--- RECORDS SHOWN ---

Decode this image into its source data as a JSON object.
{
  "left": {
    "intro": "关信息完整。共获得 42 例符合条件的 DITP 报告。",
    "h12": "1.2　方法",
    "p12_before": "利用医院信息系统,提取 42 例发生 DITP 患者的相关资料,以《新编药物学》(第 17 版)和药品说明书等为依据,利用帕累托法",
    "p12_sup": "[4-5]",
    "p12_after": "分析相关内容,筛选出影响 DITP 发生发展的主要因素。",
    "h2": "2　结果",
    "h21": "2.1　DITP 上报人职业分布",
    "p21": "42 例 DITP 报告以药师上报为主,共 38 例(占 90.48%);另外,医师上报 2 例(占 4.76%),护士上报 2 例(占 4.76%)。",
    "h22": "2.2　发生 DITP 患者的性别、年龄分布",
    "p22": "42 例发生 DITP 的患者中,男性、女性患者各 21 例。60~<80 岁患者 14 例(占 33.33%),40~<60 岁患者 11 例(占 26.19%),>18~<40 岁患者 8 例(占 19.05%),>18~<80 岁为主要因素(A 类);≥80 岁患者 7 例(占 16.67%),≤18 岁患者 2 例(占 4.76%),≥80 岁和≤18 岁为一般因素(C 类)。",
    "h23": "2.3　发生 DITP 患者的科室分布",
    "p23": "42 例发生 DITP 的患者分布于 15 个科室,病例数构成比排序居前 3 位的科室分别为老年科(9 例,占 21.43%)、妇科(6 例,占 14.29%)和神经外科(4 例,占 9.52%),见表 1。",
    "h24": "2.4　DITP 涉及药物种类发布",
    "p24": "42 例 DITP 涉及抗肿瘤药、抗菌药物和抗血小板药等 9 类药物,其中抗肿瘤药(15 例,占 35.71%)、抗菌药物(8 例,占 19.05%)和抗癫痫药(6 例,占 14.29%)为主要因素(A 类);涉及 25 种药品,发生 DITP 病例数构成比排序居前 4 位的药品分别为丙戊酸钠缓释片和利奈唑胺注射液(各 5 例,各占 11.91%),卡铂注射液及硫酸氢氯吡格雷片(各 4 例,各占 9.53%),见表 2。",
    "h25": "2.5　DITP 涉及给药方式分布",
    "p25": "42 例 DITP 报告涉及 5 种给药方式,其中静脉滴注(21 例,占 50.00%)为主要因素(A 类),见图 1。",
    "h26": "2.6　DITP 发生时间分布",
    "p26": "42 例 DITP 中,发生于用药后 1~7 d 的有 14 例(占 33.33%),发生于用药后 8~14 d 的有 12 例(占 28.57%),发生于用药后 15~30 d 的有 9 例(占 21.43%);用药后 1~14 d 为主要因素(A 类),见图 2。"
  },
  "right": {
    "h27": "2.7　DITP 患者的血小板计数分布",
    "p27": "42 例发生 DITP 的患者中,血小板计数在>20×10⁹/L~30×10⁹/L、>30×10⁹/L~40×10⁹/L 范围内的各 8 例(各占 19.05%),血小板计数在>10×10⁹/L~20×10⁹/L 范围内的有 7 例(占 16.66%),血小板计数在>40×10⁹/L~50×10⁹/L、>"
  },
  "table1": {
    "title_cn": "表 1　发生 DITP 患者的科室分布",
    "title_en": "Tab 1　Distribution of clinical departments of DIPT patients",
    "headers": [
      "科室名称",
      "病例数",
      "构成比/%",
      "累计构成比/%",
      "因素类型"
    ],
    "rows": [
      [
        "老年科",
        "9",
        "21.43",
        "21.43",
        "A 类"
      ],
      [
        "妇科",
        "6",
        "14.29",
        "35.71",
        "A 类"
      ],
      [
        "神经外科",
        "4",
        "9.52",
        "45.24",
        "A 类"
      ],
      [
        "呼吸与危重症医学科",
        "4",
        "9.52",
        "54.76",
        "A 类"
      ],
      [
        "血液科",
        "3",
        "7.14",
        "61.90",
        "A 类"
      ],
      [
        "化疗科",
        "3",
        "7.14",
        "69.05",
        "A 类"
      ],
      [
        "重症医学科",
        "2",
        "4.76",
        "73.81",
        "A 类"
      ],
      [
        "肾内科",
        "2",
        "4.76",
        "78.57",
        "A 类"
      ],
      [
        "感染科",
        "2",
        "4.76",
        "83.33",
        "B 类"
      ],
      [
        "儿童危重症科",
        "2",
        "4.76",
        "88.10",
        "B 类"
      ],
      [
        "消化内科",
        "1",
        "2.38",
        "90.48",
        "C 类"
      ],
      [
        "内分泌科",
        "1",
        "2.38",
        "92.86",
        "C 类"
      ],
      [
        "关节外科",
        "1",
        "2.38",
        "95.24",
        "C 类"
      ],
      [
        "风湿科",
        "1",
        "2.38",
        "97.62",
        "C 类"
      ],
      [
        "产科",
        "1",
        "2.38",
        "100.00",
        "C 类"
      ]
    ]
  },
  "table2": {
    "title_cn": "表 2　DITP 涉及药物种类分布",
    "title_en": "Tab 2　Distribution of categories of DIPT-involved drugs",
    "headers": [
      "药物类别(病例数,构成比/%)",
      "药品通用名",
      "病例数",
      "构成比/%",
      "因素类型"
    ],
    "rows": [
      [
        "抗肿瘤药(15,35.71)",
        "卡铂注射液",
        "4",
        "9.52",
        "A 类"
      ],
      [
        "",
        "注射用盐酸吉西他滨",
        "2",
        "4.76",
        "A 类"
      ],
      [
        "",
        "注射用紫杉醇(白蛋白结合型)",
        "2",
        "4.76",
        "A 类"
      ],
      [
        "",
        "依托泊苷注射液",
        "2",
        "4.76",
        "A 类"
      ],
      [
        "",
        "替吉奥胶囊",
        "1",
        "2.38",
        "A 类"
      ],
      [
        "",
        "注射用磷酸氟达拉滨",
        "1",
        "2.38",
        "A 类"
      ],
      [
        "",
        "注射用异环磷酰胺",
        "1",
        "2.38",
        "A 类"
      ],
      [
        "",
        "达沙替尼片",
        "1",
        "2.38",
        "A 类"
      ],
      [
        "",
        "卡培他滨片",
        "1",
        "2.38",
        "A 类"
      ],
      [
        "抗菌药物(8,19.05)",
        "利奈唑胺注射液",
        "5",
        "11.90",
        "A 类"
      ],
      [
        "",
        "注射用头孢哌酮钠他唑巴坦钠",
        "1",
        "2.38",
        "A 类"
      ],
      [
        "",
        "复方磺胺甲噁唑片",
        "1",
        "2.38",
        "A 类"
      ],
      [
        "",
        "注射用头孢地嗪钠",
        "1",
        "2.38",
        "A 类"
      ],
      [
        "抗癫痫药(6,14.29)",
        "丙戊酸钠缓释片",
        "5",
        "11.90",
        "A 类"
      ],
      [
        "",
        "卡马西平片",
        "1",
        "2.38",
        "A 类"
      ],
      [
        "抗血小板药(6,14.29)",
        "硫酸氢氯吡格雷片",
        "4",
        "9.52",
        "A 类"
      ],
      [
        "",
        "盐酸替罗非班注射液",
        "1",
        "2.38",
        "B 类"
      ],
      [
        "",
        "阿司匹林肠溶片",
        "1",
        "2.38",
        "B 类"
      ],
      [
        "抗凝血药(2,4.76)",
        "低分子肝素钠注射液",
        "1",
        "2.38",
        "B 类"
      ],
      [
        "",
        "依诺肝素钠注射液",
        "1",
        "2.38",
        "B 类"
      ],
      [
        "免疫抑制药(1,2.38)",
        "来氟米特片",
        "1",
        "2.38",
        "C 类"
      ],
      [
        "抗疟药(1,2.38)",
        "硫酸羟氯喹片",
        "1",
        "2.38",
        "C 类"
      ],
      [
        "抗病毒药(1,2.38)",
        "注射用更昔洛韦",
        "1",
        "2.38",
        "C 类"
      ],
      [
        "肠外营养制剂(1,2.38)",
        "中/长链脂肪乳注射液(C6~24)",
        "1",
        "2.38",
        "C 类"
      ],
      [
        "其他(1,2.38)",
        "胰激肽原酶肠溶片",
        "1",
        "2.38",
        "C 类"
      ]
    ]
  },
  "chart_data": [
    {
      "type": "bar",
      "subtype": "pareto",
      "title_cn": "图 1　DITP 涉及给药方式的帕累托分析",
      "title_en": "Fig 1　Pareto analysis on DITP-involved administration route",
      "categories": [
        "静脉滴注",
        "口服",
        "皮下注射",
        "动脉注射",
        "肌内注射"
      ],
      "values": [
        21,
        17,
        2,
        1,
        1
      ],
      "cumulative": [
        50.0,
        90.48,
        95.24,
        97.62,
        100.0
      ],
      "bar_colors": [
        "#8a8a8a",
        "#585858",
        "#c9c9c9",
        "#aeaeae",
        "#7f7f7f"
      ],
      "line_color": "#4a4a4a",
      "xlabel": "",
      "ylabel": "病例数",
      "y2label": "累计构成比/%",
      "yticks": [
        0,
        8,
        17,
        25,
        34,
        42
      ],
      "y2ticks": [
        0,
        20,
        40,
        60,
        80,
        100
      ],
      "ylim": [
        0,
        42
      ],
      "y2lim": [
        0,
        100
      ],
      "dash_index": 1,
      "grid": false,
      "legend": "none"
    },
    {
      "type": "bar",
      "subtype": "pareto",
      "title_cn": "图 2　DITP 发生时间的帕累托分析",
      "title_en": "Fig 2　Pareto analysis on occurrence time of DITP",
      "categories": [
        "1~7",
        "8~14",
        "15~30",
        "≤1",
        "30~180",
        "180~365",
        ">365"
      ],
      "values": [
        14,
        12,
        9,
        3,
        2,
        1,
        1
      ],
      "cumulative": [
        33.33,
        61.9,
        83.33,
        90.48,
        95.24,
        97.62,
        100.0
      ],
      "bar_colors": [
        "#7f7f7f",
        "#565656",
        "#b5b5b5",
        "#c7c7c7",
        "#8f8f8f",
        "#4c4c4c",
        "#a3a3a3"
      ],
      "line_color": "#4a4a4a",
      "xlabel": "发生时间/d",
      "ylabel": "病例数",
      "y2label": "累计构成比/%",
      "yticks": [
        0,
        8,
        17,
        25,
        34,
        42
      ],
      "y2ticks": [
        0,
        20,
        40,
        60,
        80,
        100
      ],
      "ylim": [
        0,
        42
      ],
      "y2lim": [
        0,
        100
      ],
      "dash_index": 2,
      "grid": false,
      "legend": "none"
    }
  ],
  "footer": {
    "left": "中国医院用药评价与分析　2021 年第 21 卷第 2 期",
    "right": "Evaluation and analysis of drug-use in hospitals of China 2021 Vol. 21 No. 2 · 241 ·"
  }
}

--- EXERCISE OBJECTIVE ---
Search the records for the word "的患者中". Copy each line where it appears.

--- RESPONSE BOX ---
    "p22": "42 例发生 DITP 的患者中,男性、女性患者各 21 例。60~<80 岁患者 14 例(占 33.33%),40~<60 岁患者 11 例(占 26.19%),>18~<40 岁患者 8 例(占 19.05%),>18~<80 岁为主要因素(A 类);≥80 岁患者 7 例(占 16.67%),≤18 岁患者 2 例(占 4.76%),≥80 岁和≤18 岁为一般因素(C 类)。",
    "p27": "42 例发生 DITP 的患者中,血小板计数在>20×10⁹/L~30×10⁹/L、>30×10⁹/L~40×10⁹/L 范围内的各 8 例(各占 19.05%),血小板计数在>10×10⁹/L~20×10⁹/L 范围内的有 7 例(占 16.66%),血小板计数在>40×10⁹/L~50×10⁹/L、>"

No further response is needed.